* YOUR INSTRUCTIONS
Copy every line, leaving nothing out and adding nothing.

=== SUPPLIED DATA ===

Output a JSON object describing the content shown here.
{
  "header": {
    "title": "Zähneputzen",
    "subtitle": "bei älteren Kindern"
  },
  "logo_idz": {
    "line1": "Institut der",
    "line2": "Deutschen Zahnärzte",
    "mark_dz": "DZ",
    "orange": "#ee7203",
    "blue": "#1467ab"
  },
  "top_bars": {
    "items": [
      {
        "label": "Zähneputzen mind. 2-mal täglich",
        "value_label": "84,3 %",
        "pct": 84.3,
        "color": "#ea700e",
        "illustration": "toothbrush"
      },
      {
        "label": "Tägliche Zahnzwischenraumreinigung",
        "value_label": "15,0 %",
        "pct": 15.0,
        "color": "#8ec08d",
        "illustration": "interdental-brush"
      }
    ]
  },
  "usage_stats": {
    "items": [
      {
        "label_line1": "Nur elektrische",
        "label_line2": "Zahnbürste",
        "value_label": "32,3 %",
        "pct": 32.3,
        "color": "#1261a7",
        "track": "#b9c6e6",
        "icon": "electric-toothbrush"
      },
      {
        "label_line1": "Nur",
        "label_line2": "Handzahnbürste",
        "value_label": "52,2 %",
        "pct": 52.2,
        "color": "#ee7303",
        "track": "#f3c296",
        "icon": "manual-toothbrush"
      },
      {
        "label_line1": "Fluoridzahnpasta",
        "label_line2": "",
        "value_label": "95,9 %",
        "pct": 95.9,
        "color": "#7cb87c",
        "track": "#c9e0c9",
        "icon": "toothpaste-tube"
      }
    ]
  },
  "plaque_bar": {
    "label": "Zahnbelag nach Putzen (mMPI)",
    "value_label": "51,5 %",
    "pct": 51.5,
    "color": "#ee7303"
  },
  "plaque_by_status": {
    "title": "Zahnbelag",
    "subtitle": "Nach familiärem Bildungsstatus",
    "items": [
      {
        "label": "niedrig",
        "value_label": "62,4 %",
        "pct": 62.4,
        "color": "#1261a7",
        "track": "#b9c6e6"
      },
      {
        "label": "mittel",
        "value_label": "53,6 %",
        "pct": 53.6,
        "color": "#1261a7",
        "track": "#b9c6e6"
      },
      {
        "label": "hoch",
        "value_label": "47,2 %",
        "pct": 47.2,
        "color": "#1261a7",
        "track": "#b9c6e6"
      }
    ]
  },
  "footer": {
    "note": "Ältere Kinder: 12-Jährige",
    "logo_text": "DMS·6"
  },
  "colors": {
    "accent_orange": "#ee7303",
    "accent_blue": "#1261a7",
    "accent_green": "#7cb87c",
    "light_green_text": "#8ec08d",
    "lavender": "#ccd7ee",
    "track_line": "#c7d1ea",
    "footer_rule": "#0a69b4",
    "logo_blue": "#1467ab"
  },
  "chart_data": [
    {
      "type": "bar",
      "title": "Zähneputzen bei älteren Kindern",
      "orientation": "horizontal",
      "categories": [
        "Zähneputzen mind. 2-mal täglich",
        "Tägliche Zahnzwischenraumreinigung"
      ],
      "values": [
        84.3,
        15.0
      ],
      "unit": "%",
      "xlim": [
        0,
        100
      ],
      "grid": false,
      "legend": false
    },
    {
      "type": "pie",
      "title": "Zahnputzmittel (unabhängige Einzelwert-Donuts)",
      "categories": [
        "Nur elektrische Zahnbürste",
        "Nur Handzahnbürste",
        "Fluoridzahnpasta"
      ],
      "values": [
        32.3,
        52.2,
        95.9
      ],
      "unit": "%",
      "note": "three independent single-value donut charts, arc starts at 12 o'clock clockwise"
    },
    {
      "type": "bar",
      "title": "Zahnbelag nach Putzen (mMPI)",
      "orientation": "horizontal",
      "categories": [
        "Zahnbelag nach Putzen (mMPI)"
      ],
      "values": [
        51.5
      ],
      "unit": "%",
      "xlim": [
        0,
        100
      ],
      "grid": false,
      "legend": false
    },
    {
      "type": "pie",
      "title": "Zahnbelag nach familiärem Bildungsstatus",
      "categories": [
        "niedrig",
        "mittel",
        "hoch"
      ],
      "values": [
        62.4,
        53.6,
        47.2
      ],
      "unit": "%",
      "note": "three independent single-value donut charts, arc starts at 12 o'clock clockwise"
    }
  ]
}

===

* OUTPUT FOR THIS EXERCISE
Output a JSON object describing the content shown here.
{
  "header": {
    "title": "Zähneputzen",
    "subtitle": "bei älteren Kindern"
  },
  "logo_idz": {
    "line1": "Institut der",
    "line2": "Deutschen Zahnärzte",
    "mark_dz": "DZ",
    "orange": "#ee7203",
    "blue": "#1467ab"
  },
  "top_bars": {
    "items": [
      {
        "label": "Zähneputzen mind. 2-mal täglich",
        "value_label": "84,3 %",
        "pct": 84.3,
        "color": "#ea700e",
        "illustration": "toothbrush"
      },
      {
        "label": "Tägliche Zahnzwischenraumreinigung",
        "value_label": "15,0 %",
        "pct": 15.0,
        "color": "#8ec08d",
        "illustration": "interdental-brush"
      }
    ]
  },
  "usage_stats": {
    "items": [
      {
        "label_line1": "Nur elektrische",
        "label_line2": "Zahnbürste",
        "value_label": "32,3 %",
        "pct": 32.3,
        "color": "#1261a7",
        "track": "#b9c6e6",
        "icon": "electric-toothbrush"
      },
      {
        "label_line1": "Nur",
        "label_line2": "Handzahnbürste",
        "value_label": "52,2 %",
        "pct": 52.2,
        "color": "#ee7303",
        "track": "#f3c296",
        "icon": "manual-toothbrush"
      },
      {
        "label_line1": "Fluoridzahnpasta",
        "label_line2": "",
        "value_label": "95,9 %",
        "pct": 95.9,
        "color": "#7cb87c",
        "track": "#c9e0c9",
        "icon": "toothpaste-tube"
      }
    ]
  },
  "plaque_bar": {
    "label": "Zahnbelag nach Putzen (mMPI)",
    "value_label": "51,5 %",
    "pct": 51.5,
    "color": "#ee7303"
  },
  "plaque_by_status": {
    "title": "Zahnbelag",
    "subtitle": "Nach familiärem Bildungsstatus",
    "items": [
      {
        "label": "niedrig",
        "value_label": "62,4 %",
        "pct": 62.4,
        "color": "#1261a7",
        "track": "#b9c6e6"
      },
      {
        "label": "mittel",
        "value_label": "53,6 %",
        "pct": 53.6,
        "color": "#1261a7",
        "track": "#b9c6e6"
      },
      {
        "label": "hoch",
        "value_label": "47,2 %",
        "pct": 47.2,
        "color": "#1261a7",
        "track": "#b9c6e6"
      }
    ]
  },
  "footer": {
    "note": "Ältere Kinder: 12-Jährige",
    "logo_text": "DMS·6"
  },
  "colors": {
    "accent_orange": "#ee7303",
    "accent_blue": "#1261a7",
    "accent_green": "#7cb87c",
    "light_green_text": "#8ec08d",
    "lavender": "#ccd7ee",
    "track_line": "#c7d1ea",
    "footer_rule": "#0a69b4",
    "logo_blue": "#1467ab"
  },
  "chart_data": [
    {
      "type": "bar",
      "title": "Zähneputzen bei älteren Kindern",
      "orientation": "horizontal",
      "categories": [
        "Zähneputzen mind. 2-mal täglich",
        "Tägliche Zahnzwischenraumreinigung"
      ],
      "values": [
        84.3,
        15.0
      ],
      "unit": "%",
      "xlim": [
        0,
        100
      ],
      "grid": false,
      "legend": false
    },
    {
      "type": "pie",
      "title": "Zahnputzmittel (unabhängige Einzelwert-Donuts)",
      "categories": [
        "Nur elektrische Zahnbürste",
        "Nur Handzahnbürste",
        "Fluoridzahnpasta"
      ],
      "values": [
        32.3,
        52.2,
        95.9
      ],
      "unit": "%",
      "note": "three independent single-value donut charts, arc starts at 12 o'clock clockwise"
    },
    {
      "type": "bar",
      "title": "Zahnbelag nach Putzen (mMPI)",
      "orientation": "horizontal",
      "categories": [
        "Zahnbelag nach Putzen (mMPI)"
      ],
      "values": [
        51.5
      ],
      "unit": "%",
      "xlim": [
        0,
        100
      ],
      "grid": false,
      "legend": false
    },
    {
      "type": "pie",
      "title": "Zahnbelag nach familiärem Bildungsstatus",
      "categories": [
        "niedrig",
        "mittel",
        "hoch"
      ],
      "values": [
        62.4,
        53.6,
        47.2
      ],
      "unit": "%",
      "note": "three independent single-value donut charts, arc starts at 12 o'clock clockwise"
    }
  ]
}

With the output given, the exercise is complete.